● **MATERIAL FOR THIS TASK**:
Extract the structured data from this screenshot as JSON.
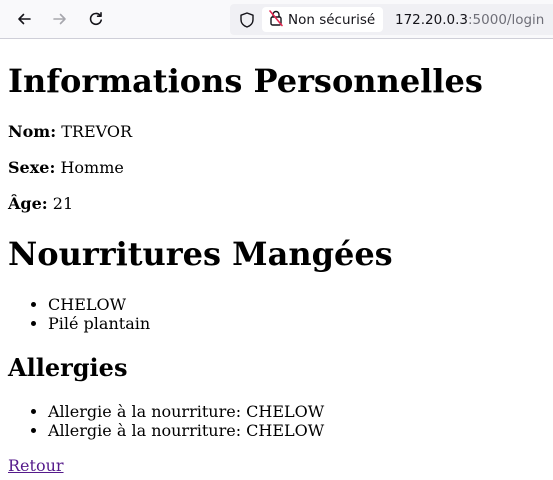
{
  "browser": {
    "security_label": "Non sécurisé",
    "url_host": "172.20.0.3",
    "url_rest": ":5000/login"
  },
  "page": {
    "personal_heading": "Informations Personnelles",
    "name_label": "Nom:",
    "name_value": "TREVOR",
    "sex_label": "Sexe:",
    "sex_value": "Homme",
    "age_label": "Âge:",
    "age_value": "21",
    "foods_heading": "Nourritures Mangées",
    "foods": [
      "CHELOW",
      "Pilé plantain"
    ],
    "allergies_heading": "Allergies",
    "allergies": [
      "Allergie à la nourriture: CHELOW",
      "Allergie à la nourriture: CHELOW"
    ],
    "back_link": "Retour"
  },
  "icons": {
    "back": "arrow-left-icon",
    "forward": "arrow-right-icon",
    "reload": "reload-icon",
    "shield": "shield-icon",
    "insecure": "insecure-lock-icon"
  }
}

● **GIVEN PROBLEM**:
Write out the full set of lines verbatim, without the pictures.

● **RESPONSE TO THIS TASK**:
Extract the structured data from this screenshot as JSON.
{
  "browser": {
    "security_label": "Non sécurisé",
    "url_host": "172.20.0.3",
    "url_rest": ":5000/login"
  },
  "page": {
    "personal_heading": "Informations Personnelles",
    "name_label": "Nom:",
    "name_value": "TREVOR",
    "sex_label": "Sexe:",
    "sex_value": "Homme",
    "age_label": "Âge:",
    "age_value": "21",
    "foods_heading": "Nourritures Mangées",
    "foods": [
      "CHELOW",
      "Pilé plantain"
    ],
    "allergies_heading": "Allergies",
    "allergies": [
      "Allergie à la nourriture: CHELOW",
      "Allergie à la nourriture: CHELOW"
    ],
    "back_link": "Retour"
  },
  "icons": {
    "back": "arrow-left-icon",
    "forward": "arrow-right-icon",
    "reload": "reload-icon",
    "shield": "shield-icon",
    "insecure": "insecure-lock-icon"
  }
}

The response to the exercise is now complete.